# WRITTEN PROBLEM A
In the listing, from its first line through the line with "scrollbar[interactable] (668, 95, 672, 175)", switch "edit-icon" to "pencil-icon" and leave everything else unchanged. Reproduce only those lines.

○ ○ ○ ○

Reza Shariffi is a costume designer from India. He has designed for many leading actresses in Bollywood.

He was nominated as ‘best costume designer’ for Kangana Ranaut’s costumes in the movie Tanu Weds Manu. He has designed costumes for many actors in the Indian film industry, both Hindi and regional.  He has won awards including an IIFA and Zee Cine Award for his designs in Devdas. His designs in Main Madhuri Dixit Banna Chahti Hoon were nominated for an award. He is known for designing the costumes of stars including Madhuri Dixit, Kareena Kapoor, Priyanka Chopra, Kangana Ranaut, Malaika Arora Khan, Sushmita Sen, Jacqueline Fernandez, Shraddha Kapoor, Huma Qureshi, Padma Priya, Hansika Motwani and many others.

His work ranges from the opulent and glamorous Devdas to the realistic and unglamorous Shabri.  He has over 70 films to his credit.

Shariffi has also designed for dance reality shows like Nach Baliye (four seasons), Jhalak Dikhhla Jaa (seasons 3, 4 and 5), and many others.

The ace designer found place in the 9th Annual India Leadership Conclave 2018 award as six final nominees in the category of "Indian Affairs Most Promising & Innovative Fashion Designer of the Year 2018".

○ ○ ○ ○

# WRITTEN PROBLEM B
Name every film mentioned in the costume designer profile.

(Stored data entries)
○ ○ ○ ○

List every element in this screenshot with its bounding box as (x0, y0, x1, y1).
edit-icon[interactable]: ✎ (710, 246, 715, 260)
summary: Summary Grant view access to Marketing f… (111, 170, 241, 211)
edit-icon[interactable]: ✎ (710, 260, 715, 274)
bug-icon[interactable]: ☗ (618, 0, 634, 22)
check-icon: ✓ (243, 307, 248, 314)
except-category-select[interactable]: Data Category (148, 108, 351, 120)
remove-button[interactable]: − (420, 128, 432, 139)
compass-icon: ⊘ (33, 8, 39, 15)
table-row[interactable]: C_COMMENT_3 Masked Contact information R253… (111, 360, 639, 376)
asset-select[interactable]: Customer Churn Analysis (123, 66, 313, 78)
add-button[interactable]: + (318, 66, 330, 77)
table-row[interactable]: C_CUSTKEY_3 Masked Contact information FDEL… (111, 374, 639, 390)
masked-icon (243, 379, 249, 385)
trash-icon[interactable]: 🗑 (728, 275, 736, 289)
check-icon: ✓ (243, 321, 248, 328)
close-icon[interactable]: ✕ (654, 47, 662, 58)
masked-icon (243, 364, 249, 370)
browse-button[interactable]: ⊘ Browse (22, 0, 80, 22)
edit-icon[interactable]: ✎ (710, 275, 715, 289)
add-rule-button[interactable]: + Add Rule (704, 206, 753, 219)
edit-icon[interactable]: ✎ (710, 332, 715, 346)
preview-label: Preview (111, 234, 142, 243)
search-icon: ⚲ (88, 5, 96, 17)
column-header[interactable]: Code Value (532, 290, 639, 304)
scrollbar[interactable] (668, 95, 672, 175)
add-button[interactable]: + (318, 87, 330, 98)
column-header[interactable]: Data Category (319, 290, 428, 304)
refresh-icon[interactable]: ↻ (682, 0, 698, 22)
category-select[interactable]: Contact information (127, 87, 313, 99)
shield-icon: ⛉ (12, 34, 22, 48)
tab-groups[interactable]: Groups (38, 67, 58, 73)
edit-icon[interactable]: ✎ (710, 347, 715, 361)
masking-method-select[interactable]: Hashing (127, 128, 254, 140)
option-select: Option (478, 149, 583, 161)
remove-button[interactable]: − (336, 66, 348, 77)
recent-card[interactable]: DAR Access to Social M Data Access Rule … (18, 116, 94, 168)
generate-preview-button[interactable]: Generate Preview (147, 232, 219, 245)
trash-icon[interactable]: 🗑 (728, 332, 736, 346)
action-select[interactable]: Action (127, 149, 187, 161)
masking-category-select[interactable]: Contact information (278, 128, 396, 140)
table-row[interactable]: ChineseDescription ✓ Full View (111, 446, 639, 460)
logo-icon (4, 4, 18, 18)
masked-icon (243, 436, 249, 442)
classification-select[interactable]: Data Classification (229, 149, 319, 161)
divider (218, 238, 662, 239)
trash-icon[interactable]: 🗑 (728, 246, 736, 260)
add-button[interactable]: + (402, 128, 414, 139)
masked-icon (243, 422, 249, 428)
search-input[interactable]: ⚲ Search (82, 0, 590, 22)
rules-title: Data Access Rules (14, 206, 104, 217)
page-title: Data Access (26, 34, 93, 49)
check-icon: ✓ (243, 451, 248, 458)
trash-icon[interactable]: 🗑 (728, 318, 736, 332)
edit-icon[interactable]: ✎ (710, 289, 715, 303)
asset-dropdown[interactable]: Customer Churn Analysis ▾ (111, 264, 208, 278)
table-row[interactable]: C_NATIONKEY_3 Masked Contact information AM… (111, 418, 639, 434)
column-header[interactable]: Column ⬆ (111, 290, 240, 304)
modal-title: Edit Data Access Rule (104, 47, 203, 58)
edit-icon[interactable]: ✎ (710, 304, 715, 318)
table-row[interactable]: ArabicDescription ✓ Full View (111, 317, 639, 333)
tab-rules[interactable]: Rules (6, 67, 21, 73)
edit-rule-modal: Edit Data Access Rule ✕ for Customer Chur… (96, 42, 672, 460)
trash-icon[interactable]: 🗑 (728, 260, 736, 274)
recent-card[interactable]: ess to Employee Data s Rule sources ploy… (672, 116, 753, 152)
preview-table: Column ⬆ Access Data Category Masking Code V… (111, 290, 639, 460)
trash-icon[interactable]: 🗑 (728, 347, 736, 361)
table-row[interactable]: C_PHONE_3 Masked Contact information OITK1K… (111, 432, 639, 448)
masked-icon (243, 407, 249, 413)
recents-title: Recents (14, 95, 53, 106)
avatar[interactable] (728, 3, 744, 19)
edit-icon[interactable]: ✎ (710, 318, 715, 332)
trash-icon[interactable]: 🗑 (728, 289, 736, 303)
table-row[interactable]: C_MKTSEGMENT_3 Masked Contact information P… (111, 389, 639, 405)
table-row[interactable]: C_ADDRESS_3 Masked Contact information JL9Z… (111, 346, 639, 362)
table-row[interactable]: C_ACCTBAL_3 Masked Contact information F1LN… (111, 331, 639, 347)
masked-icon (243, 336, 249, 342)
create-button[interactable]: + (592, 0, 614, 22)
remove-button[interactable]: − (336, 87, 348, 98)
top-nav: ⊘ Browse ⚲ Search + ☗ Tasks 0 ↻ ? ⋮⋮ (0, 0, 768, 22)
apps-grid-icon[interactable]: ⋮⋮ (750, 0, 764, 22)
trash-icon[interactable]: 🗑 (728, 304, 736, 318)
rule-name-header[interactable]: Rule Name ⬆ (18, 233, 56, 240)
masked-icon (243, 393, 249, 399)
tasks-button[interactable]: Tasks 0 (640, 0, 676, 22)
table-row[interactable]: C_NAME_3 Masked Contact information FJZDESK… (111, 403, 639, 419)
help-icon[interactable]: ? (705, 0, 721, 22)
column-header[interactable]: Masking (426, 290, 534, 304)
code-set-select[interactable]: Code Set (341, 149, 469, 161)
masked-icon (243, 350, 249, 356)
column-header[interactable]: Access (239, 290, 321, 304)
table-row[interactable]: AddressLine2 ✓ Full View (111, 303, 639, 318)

○ ○ ○ ○

# EXPECTED OUTPUT A
List every element in this screenshot with its bounding box as (x0, y0, x1, y1).
pencil-icon[interactable]: ✎ (710, 246, 715, 260)
summary: Summary Grant view access to Marketing f… (111, 170, 241, 211)
pencil-icon[interactable]: ✎ (710, 260, 715, 274)
bug-icon[interactable]: ☗ (618, 0, 634, 22)
check-icon: ✓ (243, 307, 248, 314)
except-category-select[interactable]: Data Category (148, 108, 351, 120)
remove-button[interactable]: − (420, 128, 432, 139)
compass-icon: ⊘ (33, 8, 39, 15)
table-row[interactable]: C_COMMENT_3 Masked Contact information R253… (111, 360, 639, 376)
asset-select[interactable]: Customer Churn Analysis (123, 66, 313, 78)
add-button[interactable]: + (318, 66, 330, 77)
table-row[interactable]: C_CUSTKEY_3 Masked Contact information FDEL… (111, 374, 639, 390)
masked-icon (243, 379, 249, 385)
trash-icon[interactable]: 🗑 (728, 275, 736, 289)
check-icon: ✓ (243, 321, 248, 328)
close-icon[interactable]: ✕ (654, 47, 662, 58)
masked-icon (243, 364, 249, 370)
browse-button[interactable]: ⊘ Browse (22, 0, 80, 22)
pencil-icon[interactable]: ✎ (710, 275, 715, 289)
add-rule-button[interactable]: + Add Rule (704, 206, 753, 219)
pencil-icon[interactable]: ✎ (710, 332, 715, 346)
preview-label: Preview (111, 234, 142, 243)
search-icon: ⚲ (88, 5, 96, 17)
column-header[interactable]: Code Value (532, 290, 639, 304)
scrollbar[interactable] (668, 95, 672, 175)

# EXPECTED OUTPUT B
Tanu Weds Manu
Devdas
Main Madhuri Dixit Banna Chahti Hoon
Shabri